═════ Page extract
Nuria Niemes Guzman
- Country (sports): Ecuador
- Born: 19 June 1972 (age 52) Guayaquil, Ecuador
- Prize money: $8,848

Singles
- Career record: 25–33
- Highest ranking: No. 560 (7 April 1997)

Doubles
- Career record: 42–36
- Career titles: 3 ITF
- Highest ranking: No. 368 (11 October 1993)

Team competitions
- Fed Cup: 18–22

= Nuria Niemes =

Ecuadorian tennis player

Nuria Niemes (born 19 June 1972) is an Ecuadorian former professional tennis player.

From 1992 to 2001 she featured in a record total of 31 Fed Cup ties for Ecuador.She is Ecuador's most successful doubles player with 16 wins and had a further two wins in singles. She was ranked #2 in the world for doubles in her junior years. Towards the end of her playing career she also served as team captain.
══════════
═════ Material
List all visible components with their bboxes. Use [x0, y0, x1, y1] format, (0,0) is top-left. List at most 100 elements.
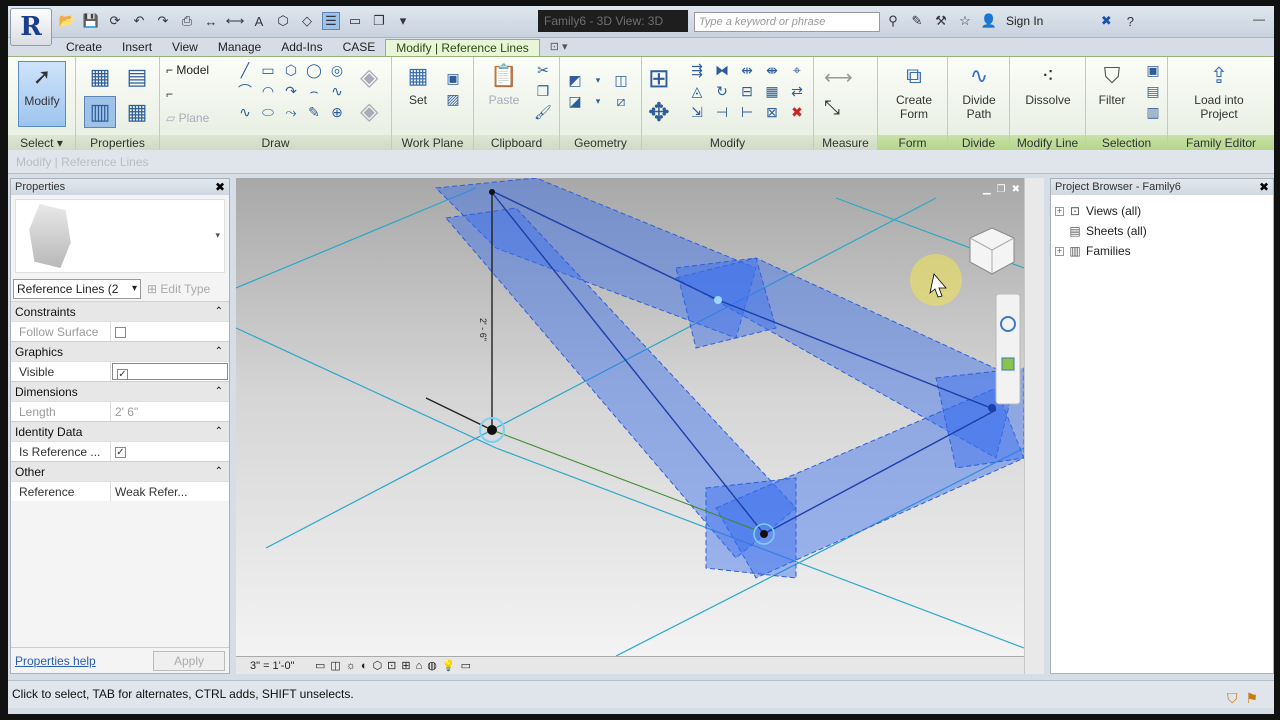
══════════
> **To do**
a – In the tennis player profile, what was her highest singles ranking, and on what date was it reached?
b – Extract the passage of the tennis player profile from "Ecuadorian tennis player" to "as team captain.", copying it verbatim.

> **Expected answers**
a – No. 560, on 7 April 1997.

b –
Ecuadorian tennis player

Nuria Niemes (born 19 June 1972) is an Ecuadorian former professional tennis player.

From 1992 to 2001 she featured in a record total of 31 Fed Cup ties for Ecuador.She is Ecuador's most successful doubles player with 16 wins and had a further two wins in singles. She was ranked #2 in the world for doubles in her junior years. Towards the end of her playing career she also served as team captain.